Source document:

# # #

Because our aim is to examine multiple lineages from the same ancestor, we exclude clauses that had only one or no descendants. For each “family tree” descended from an ancestor, we compute the diversity among the ancestor’s descendants according to the number of generations to connect them. For example, a sibling pair of paragraphs descended from a common parent would involve two generations (one up from one sibling to the parent and one down to the other sibling). For a grandchild to its “uncle” paragraph the distance would be three (two generations up to the grandparent and one down to the uncle paragraph. For each such generational “distance” we then compute the average normalized edit distance among the paragraphs at that distance to assess the overall heterogeneity by number of generations removed.
The following Figure sets forth the mean heterogeneity of descendants of the same ancestor by number of generations separating texts.
Figure IV: Distance Among Descendants By Generations
The average distance among descendants from the same ancestor increases with generational separation just as the distance from an ancestor increases over the generations. Comparing this Figure to Figure III above shows that the process of “drift” is not only away from ancestors, but also away from other lineages descended from the same ancestor. Indeed, the rate of divergence is considerably faster among the descendants than from the ancestor. The results show that all paragraphs are moving away from one another in an “expanding universe” of clauses akin to the “Big Bang” theory on the scale of boilerplate. This finding is consistent with widespread editorial churning that is haphazard, rather than driven by responses to exogenous legal events or attempts at innovation.

# # #

Provided records:
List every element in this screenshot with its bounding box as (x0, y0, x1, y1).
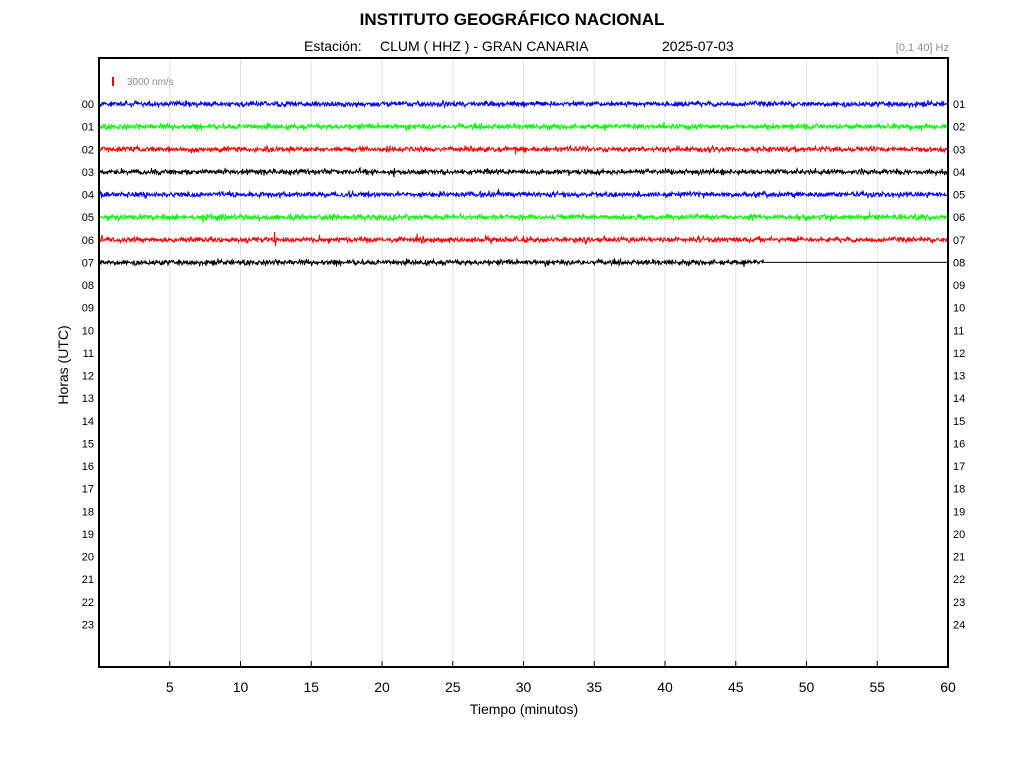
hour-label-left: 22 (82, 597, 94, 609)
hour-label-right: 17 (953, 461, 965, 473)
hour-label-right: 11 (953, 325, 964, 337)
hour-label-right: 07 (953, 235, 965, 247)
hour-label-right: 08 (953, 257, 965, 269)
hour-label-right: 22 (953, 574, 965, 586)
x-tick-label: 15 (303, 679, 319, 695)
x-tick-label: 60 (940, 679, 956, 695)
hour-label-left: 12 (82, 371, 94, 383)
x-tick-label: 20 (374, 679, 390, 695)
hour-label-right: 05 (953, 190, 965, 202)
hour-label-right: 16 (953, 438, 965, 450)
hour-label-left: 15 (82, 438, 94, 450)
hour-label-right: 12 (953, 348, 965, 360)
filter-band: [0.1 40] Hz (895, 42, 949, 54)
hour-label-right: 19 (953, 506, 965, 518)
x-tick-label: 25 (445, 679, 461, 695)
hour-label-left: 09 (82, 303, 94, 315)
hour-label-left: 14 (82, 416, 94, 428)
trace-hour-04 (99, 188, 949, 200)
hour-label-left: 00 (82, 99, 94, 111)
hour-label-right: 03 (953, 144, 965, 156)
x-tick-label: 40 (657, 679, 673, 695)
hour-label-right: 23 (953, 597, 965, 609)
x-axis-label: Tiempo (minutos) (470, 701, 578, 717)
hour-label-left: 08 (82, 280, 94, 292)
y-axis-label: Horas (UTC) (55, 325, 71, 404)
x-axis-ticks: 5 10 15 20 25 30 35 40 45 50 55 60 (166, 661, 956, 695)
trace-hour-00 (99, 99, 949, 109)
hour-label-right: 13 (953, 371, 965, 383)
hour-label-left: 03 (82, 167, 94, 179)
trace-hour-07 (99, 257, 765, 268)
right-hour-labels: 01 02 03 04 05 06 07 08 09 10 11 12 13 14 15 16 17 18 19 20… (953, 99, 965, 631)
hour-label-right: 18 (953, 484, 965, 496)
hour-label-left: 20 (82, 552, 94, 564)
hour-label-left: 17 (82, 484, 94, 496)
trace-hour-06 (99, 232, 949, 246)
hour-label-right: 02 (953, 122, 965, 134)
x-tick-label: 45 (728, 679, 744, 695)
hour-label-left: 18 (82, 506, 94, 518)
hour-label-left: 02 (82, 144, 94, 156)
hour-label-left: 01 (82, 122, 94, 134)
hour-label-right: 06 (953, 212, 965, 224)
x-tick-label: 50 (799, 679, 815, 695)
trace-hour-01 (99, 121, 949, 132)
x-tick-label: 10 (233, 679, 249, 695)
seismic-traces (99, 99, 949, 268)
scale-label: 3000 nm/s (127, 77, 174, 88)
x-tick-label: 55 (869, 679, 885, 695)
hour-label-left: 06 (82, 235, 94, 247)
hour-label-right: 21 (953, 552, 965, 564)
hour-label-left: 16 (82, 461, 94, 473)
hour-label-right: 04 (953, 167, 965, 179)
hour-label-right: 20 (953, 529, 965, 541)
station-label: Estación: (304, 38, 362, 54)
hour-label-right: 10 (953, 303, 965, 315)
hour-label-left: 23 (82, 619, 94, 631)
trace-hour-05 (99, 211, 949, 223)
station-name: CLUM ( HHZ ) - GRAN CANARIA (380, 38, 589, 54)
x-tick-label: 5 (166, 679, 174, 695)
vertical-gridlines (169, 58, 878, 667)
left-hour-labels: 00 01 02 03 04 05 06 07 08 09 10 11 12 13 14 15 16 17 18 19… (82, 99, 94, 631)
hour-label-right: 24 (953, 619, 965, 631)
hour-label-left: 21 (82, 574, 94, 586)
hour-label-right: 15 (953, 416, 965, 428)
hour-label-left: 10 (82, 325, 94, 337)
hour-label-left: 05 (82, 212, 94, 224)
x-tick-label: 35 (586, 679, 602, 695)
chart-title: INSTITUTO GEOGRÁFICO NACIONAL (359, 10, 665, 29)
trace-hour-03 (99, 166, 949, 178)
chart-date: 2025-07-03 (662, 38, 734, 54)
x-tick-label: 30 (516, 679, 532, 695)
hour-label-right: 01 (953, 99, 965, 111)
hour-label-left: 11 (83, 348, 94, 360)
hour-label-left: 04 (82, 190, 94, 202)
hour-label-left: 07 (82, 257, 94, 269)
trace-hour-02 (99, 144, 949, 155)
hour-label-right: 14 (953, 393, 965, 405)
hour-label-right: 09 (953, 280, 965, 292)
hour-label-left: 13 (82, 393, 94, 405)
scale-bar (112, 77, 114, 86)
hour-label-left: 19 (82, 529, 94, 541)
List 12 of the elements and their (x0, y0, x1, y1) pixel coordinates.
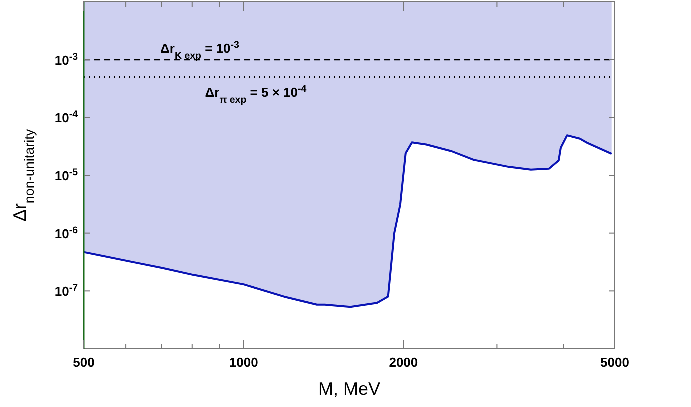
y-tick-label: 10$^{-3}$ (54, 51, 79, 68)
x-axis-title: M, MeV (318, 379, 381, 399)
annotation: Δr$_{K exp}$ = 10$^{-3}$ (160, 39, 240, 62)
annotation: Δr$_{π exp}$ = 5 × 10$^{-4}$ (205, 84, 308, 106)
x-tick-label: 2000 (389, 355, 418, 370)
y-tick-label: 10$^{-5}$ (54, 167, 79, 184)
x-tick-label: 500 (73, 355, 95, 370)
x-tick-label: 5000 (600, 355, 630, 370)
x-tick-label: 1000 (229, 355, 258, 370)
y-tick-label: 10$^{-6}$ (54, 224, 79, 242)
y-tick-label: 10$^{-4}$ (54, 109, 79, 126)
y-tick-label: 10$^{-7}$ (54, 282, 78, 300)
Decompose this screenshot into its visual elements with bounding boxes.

# # #

Goal:
From the passage on clause divergence above the listing, extract the portion starting at "Figure IV: Distance" and ending at "attempts at innovation.", word for word.

Written solution:
Figure IV: Distance Among Descendants By Generations
The average distance among descendants from the same ancestor increases with generational separation just as the distance from an ancestor increases over the generations. Comparing this Figure to Figure III above shows that the process of “drift” is not only away from ancestors, but also away from other lineages descended from the same ancestor. Indeed, the rate of divergence is considerably faster among the descendants than from the ancestor. The results show that all paragraphs are moving away from one another in an “expanding universe” of clauses akin to the “Big Bang” theory on the scale of boilerplate. This finding is consistent with widespread editorial churning that is haphazard, rather than driven by responses to exogenous legal events or attempts at innovation.